Write out, character for character, the stretch of records from the line containing "data-point-2013 <box>418 220 423 225</box>" through the line containing "chart-title: Air emissions", including both of those lines.

Lines of data
## begin

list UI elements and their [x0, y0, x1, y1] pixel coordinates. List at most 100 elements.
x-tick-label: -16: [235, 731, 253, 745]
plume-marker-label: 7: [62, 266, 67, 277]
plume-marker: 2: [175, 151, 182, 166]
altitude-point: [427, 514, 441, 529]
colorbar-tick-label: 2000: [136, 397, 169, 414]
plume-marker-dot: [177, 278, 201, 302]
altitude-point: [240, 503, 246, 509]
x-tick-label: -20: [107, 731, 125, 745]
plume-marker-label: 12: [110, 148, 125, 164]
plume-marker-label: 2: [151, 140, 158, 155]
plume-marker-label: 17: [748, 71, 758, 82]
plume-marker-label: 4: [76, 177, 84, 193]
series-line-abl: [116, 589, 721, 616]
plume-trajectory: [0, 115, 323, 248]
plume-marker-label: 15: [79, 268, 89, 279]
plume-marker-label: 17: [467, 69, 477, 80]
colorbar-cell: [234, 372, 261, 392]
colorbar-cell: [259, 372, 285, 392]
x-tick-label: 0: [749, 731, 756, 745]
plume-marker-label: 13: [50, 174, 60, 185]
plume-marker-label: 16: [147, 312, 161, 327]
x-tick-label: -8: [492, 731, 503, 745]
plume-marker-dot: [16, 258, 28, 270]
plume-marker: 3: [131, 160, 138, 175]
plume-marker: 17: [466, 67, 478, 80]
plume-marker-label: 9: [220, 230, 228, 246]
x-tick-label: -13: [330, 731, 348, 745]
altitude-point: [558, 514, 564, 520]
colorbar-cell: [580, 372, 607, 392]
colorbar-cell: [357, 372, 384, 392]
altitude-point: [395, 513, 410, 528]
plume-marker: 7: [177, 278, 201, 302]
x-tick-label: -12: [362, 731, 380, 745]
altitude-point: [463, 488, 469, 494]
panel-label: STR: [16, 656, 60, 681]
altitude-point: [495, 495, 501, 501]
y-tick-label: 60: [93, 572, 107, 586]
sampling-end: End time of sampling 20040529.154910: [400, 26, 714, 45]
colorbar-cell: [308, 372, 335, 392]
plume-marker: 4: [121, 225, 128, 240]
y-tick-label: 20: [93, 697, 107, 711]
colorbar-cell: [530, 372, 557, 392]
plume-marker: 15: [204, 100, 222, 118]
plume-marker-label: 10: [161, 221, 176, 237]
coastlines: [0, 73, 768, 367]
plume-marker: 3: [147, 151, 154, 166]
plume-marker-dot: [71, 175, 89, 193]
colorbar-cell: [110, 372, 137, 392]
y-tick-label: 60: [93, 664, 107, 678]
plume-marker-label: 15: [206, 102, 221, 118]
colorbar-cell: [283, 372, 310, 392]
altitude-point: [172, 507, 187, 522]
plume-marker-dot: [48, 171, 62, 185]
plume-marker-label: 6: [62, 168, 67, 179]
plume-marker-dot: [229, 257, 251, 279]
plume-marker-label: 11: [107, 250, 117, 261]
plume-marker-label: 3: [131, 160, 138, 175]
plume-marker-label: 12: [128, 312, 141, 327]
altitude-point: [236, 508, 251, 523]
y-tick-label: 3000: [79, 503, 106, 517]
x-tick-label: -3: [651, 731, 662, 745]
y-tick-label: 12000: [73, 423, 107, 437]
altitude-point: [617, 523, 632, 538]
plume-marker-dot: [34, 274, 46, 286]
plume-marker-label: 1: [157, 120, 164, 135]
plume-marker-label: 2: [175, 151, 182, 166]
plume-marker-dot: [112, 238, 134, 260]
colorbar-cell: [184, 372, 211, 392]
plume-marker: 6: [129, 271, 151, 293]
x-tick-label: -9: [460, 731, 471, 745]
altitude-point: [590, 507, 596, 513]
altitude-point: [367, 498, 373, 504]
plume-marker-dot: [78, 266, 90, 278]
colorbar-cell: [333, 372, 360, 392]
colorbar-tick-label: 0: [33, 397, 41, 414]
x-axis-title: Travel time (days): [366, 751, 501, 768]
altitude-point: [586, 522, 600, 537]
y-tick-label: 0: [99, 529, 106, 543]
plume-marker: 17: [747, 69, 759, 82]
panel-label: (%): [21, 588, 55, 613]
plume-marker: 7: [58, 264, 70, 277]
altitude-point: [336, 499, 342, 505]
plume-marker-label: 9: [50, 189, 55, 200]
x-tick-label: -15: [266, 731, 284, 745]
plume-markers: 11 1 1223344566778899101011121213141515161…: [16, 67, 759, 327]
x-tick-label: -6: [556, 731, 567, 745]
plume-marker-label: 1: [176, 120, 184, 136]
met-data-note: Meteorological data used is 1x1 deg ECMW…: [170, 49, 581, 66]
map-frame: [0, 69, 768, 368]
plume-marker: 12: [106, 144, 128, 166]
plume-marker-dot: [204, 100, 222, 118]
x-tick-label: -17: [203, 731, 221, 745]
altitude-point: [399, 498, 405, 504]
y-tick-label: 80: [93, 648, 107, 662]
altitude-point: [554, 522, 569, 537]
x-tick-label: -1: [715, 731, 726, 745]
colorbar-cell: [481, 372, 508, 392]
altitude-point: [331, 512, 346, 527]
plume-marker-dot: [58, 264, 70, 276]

## end
## begin

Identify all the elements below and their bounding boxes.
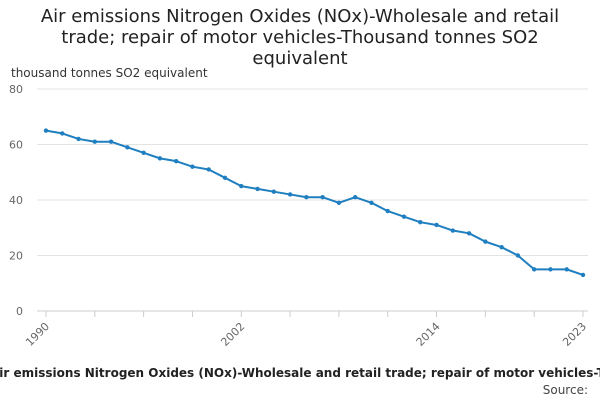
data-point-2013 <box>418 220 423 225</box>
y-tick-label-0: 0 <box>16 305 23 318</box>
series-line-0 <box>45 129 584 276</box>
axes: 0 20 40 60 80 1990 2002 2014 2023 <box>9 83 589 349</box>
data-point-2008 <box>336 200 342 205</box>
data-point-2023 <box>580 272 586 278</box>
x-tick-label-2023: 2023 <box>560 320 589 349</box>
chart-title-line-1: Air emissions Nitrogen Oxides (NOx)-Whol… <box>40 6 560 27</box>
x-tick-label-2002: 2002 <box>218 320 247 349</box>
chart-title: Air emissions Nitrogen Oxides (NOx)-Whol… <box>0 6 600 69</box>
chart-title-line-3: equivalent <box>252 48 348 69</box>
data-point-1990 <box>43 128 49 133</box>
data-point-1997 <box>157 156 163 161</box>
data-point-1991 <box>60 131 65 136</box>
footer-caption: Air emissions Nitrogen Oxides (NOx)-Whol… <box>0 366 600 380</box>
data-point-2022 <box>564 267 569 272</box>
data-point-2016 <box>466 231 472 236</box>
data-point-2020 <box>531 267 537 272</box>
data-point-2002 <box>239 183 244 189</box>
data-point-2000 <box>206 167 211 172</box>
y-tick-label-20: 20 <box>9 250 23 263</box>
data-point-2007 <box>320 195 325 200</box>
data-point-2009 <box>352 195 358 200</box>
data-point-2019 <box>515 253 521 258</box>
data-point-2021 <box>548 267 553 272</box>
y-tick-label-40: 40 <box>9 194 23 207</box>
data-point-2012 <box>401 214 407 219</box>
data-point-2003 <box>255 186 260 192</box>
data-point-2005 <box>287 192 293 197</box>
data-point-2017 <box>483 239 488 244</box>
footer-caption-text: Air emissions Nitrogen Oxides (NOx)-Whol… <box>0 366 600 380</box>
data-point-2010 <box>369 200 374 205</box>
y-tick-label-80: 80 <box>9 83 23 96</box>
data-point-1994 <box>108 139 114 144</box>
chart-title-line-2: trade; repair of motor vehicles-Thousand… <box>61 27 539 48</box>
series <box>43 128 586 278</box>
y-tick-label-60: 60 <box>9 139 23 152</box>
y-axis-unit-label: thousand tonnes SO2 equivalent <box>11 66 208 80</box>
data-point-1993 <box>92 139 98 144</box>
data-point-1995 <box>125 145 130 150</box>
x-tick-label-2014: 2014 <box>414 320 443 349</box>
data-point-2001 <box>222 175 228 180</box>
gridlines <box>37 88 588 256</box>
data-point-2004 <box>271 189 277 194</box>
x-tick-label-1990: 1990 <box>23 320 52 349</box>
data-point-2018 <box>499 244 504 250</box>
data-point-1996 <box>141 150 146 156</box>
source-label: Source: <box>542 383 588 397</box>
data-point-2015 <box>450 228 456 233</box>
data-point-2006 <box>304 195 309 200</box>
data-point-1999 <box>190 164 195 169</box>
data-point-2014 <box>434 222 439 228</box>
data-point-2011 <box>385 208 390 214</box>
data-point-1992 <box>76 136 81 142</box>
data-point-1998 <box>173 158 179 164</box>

## end

• _Answer to the problem_
data-point-2013 <box>418 220 423 225</box>
y-tick-label-0: 0 <box>16 305 23 318</box>
series-line-0 <box>45 129 584 276</box>
axes: 0 20 40 60 80 1990 2002 2014 2023 <box>9 83 589 349</box>
data-point-2008 <box>336 200 342 205</box>
data-point-2023 <box>580 272 586 278</box>
x-tick-label-2023: 2023 <box>560 320 589 349</box>
chart-title-line-1: Air emissions Nitrogen Oxides (NOx)-Whol… <box>40 6 560 27</box>
x-tick-label-2002: 2002 <box>218 320 247 349</box>
chart-title: Air emissions Nitrogen Oxides (NOx)-Whol… <box>0 6 600 69</box>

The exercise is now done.